**Task goal:**
Write out the data below exactly as given, without any of its pictures.

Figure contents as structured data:
## Start

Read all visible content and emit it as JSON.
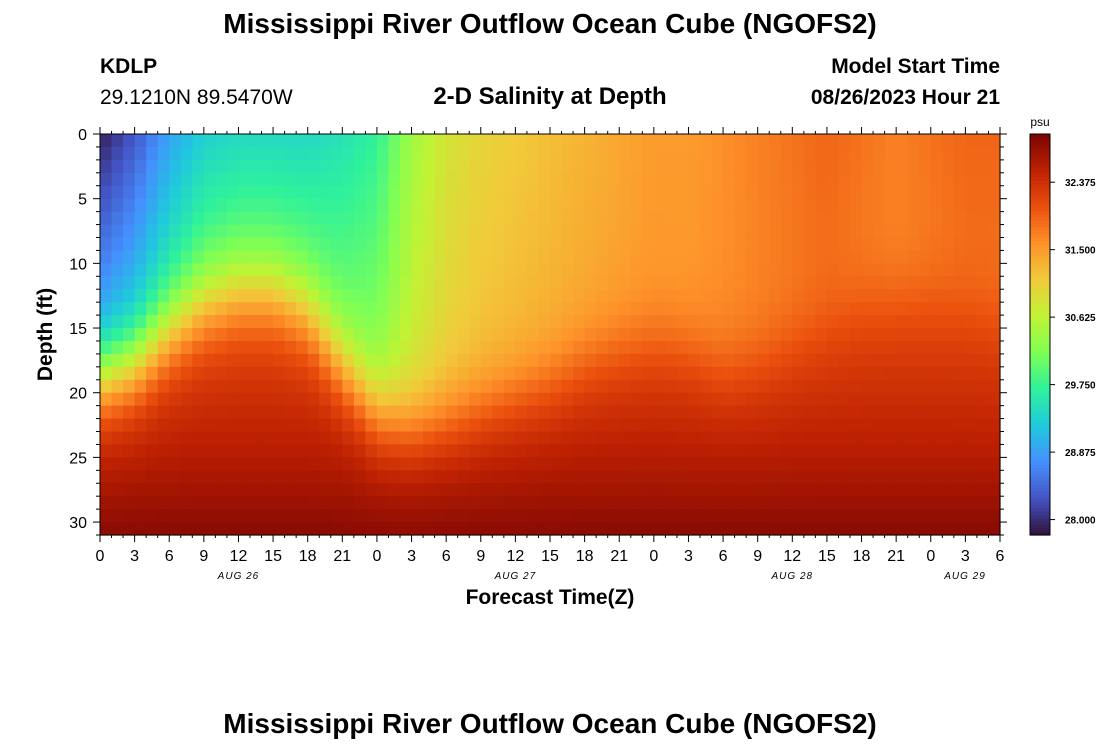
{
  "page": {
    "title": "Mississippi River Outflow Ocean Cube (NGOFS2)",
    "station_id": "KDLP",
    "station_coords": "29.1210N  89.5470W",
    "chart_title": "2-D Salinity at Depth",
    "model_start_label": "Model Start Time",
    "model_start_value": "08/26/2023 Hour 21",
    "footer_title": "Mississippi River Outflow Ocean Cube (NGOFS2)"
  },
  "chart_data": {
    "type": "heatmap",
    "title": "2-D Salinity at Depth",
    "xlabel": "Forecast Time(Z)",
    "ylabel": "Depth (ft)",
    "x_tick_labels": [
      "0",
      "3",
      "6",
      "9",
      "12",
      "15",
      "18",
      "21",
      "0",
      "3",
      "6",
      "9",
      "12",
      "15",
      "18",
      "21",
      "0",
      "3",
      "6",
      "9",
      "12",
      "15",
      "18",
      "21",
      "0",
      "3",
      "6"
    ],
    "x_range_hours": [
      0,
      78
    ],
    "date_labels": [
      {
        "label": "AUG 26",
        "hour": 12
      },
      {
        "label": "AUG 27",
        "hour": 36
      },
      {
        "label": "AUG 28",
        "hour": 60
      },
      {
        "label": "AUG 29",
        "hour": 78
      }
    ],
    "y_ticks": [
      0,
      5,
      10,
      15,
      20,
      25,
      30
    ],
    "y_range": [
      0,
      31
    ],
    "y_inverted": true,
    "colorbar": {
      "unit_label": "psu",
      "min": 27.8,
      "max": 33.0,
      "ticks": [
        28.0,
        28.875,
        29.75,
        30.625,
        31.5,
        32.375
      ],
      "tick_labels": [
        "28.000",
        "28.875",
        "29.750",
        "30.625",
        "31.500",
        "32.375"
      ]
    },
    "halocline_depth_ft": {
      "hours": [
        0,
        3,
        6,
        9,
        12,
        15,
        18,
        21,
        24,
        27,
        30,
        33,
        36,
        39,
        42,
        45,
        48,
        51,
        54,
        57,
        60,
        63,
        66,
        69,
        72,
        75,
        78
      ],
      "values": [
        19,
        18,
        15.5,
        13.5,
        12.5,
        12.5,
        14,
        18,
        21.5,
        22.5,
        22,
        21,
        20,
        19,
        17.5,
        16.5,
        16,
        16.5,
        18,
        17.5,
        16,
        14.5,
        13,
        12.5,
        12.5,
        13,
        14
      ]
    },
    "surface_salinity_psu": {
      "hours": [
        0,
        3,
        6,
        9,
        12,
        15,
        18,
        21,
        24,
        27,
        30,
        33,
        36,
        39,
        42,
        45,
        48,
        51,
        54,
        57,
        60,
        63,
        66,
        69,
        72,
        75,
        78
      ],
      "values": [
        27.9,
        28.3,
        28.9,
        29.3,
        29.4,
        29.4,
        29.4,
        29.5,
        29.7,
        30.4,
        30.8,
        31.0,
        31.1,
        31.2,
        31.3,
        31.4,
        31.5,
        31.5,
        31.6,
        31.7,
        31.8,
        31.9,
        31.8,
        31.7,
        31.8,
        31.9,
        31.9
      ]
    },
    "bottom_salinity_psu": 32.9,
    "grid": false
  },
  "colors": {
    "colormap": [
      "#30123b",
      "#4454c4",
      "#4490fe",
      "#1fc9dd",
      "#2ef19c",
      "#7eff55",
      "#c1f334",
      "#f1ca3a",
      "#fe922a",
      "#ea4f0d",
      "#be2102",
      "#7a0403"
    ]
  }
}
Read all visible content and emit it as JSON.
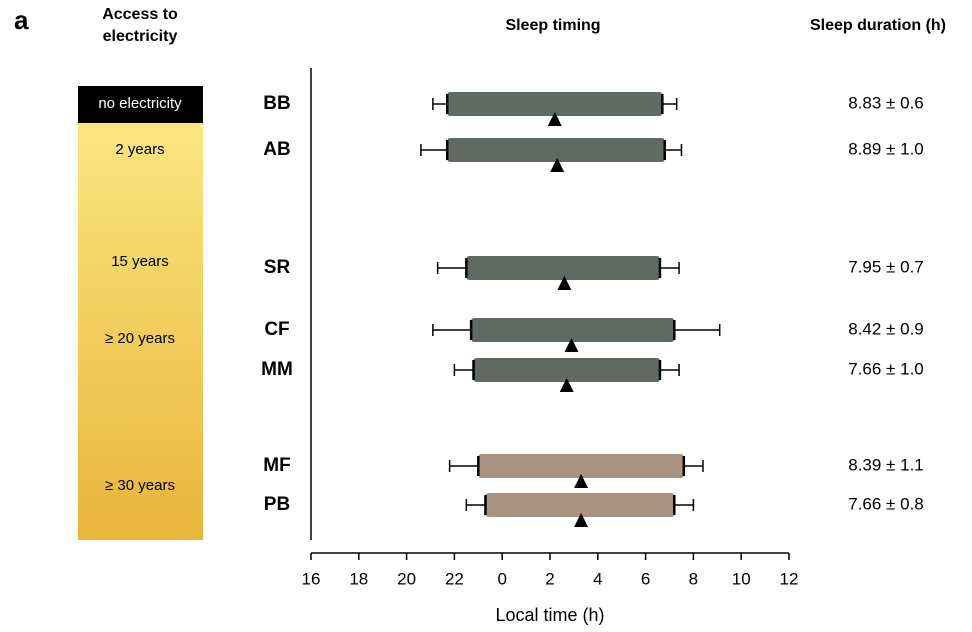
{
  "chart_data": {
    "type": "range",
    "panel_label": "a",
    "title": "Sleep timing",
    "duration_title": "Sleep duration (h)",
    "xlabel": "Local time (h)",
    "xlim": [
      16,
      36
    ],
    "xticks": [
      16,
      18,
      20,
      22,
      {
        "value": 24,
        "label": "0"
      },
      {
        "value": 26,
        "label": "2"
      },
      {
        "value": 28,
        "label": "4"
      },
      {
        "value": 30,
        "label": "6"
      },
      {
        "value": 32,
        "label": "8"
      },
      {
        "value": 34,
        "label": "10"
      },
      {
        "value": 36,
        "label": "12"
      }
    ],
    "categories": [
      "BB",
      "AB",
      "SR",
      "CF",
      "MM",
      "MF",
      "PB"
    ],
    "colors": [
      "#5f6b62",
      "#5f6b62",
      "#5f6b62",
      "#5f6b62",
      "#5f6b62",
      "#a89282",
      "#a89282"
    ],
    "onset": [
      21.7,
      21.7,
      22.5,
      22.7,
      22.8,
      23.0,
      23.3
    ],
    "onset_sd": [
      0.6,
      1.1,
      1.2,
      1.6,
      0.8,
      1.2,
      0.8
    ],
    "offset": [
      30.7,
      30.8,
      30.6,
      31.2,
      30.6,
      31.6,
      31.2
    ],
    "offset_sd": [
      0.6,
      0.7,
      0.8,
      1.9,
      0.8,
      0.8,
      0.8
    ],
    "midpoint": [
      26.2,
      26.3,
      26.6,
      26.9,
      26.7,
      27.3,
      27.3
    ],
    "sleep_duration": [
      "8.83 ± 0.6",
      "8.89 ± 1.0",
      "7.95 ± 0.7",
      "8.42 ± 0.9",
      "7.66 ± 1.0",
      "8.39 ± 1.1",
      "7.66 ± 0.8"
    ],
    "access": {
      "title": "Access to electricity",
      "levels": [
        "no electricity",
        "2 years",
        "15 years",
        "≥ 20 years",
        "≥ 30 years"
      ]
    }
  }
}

## End

**Task output:**
Read all visible content and emit it as JSON.
{
  "page": {
    "title": "Mississippi River Outflow Ocean Cube (NGOFS2)",
    "station_id": "KDLP",
    "station_coords": "29.1210N  89.5470W",
    "chart_title": "2-D Salinity at Depth",
    "model_start_label": "Model Start Time",
    "model_start_value": "08/26/2023 Hour 21",
    "footer_title": "Mississippi River Outflow Ocean Cube (NGOFS2)"
  },
  "chart_data": {
    "type": "heatmap",
    "title": "2-D Salinity at Depth",
    "xlabel": "Forecast Time(Z)",
    "ylabel": "Depth (ft)",
    "x_tick_labels": [
      "0",
      "3",
      "6",
      "9",
      "12",
      "15",
      "18",
      "21",
      "0",
      "3",
      "6",
      "9",
      "12",
      "15",
      "18",
      "21",
      "0",
      "3",
      "6",
      "9",
      "12",
      "15",
      "18",
      "21",
      "0",
      "3",
      "6"
    ],
    "x_range_hours": [
      0,
      78
    ],
    "date_labels": [
      {
        "label": "AUG 26",
        "hour": 12
      },
      {
        "label": "AUG 27",
        "hour": 36
      },
      {
        "label": "AUG 28",
        "hour": 60
      },
      {
        "label": "AUG 29",
        "hour": 78
      }
    ],
    "y_ticks": [
      0,
      5,
      10,
      15,
      20,
      25,
      30
    ],
    "y_range": [
      0,
      31
    ],
    "y_inverted": true,
    "colorbar": {
      "unit_label": "psu",
      "min": 27.8,
      "max": 33.0,
      "ticks": [
        28.0,
        28.875,
        29.75,
        30.625,
        31.5,
        32.375
      ],
      "tick_labels": [
        "28.000",
        "28.875",
        "29.750",
        "30.625",
        "31.500",
        "32.375"
      ]
    },
    "halocline_depth_ft": {
      "hours": [
        0,
        3,
        6,
        9,
        12,
        15,
        18,
        21,
        24,
        27,
        30,
        33,
        36,
        39,
        42,
        45,
        48,
        51,
        54,
        57,
        60,
        63,
        66,
        69,
        72,
        75,
        78
      ],
      "values": [
        19,
        18,
        15.5,
        13.5,
        12.5,
        12.5,
        14,
        18,
        21.5,
        22.5,
        22,
        21,
        20,
        19,
        17.5,
        16.5,
        16,
        16.5,
        18,
        17.5,
        16,
        14.5,
        13,
        12.5,
        12.5,
        13,
        14
      ]
    },
    "surface_salinity_psu": {
      "hours": [
        0,
        3,
        6,
        9,
        12,
        15,
        18,
        21,
        24,
        27,
        30,
        33,
        36,
        39,
        42,
        45,
        48,
        51,
        54,
        57,
        60,
        63,
        66,
        69,
        72,
        75,
        78
      ],
      "values": [
        27.9,
        28.3,
        28.9,
        29.3,
        29.4,
        29.4,
        29.4,
        29.5,
        29.7,
        30.4,
        30.8,
        31.0,
        31.1,
        31.2,
        31.3,
        31.4,
        31.5,
        31.5,
        31.6,
        31.7,
        31.8,
        31.9,
        31.8,
        31.7,
        31.8,
        31.9,
        31.9
      ]
    },
    "bottom_salinity_psu": 32.9,
    "grid": false
  },
  "colors": {
    "colormap": [
      "#30123b",
      "#4454c4",
      "#4490fe",
      "#1fc9dd",
      "#2ef19c",
      "#7eff55",
      "#c1f334",
      "#f1ca3a",
      "#fe922a",
      "#ea4f0d",
      "#be2102",
      "#7a0403"
    ]
  }
}
Read all visible content and emit it as JSON.
{
  "chart_data": {
    "type": "range",
    "panel_label": "a",
    "title": "Sleep timing",
    "duration_title": "Sleep duration (h)",
    "xlabel": "Local time (h)",
    "xlim": [
      16,
      36
    ],
    "xticks": [
      16,
      18,
      20,
      22,
      {
        "value": 24,
        "label": "0"
      },
      {
        "value": 26,
        "label": "2"
      },
      {
        "value": 28,
        "label": "4"
      },
      {
        "value": 30,
        "label": "6"
      },
      {
        "value": 32,
        "label": "8"
      },
      {
        "value": 34,
        "label": "10"
      },
      {
        "value": 36,
        "label": "12"
      }
    ],
    "categories": [
      "BB",
      "AB",
      "SR",
      "CF",
      "MM",
      "MF",
      "PB"
    ],
    "colors": [
      "#5f6b62",
      "#5f6b62",
      "#5f6b62",
      "#5f6b62",
      "#5f6b62",
      "#a89282",
      "#a89282"
    ],
    "onset": [
      21.7,
      21.7,
      22.5,
      22.7,
      22.8,
      23.0,
      23.3
    ],
    "onset_sd": [
      0.6,
      1.1,
      1.2,
      1.6,
      0.8,
      1.2,
      0.8
    ],
    "offset": [
      30.7,
      30.8,
      30.6,
      31.2,
      30.6,
      31.6,
      31.2
    ],
    "offset_sd": [
      0.6,
      0.7,
      0.8,
      1.9,
      0.8,
      0.8,
      0.8
    ],
    "midpoint": [
      26.2,
      26.3,
      26.6,
      26.9,
      26.7,
      27.3,
      27.3
    ],
    "sleep_duration": [
      "8.83 ± 0.6",
      "8.89 ± 1.0",
      "7.95 ± 0.7",
      "8.42 ± 0.9",
      "7.66 ± 1.0",
      "8.39 ± 1.1",
      "7.66 ± 0.8"
    ],
    "access": {
      "title": "Access to electricity",
      "levels": [
        "no electricity",
        "2 years",
        "15 years",
        "≥ 20 years",
        "≥ 30 years"
      ]
    }
  }
}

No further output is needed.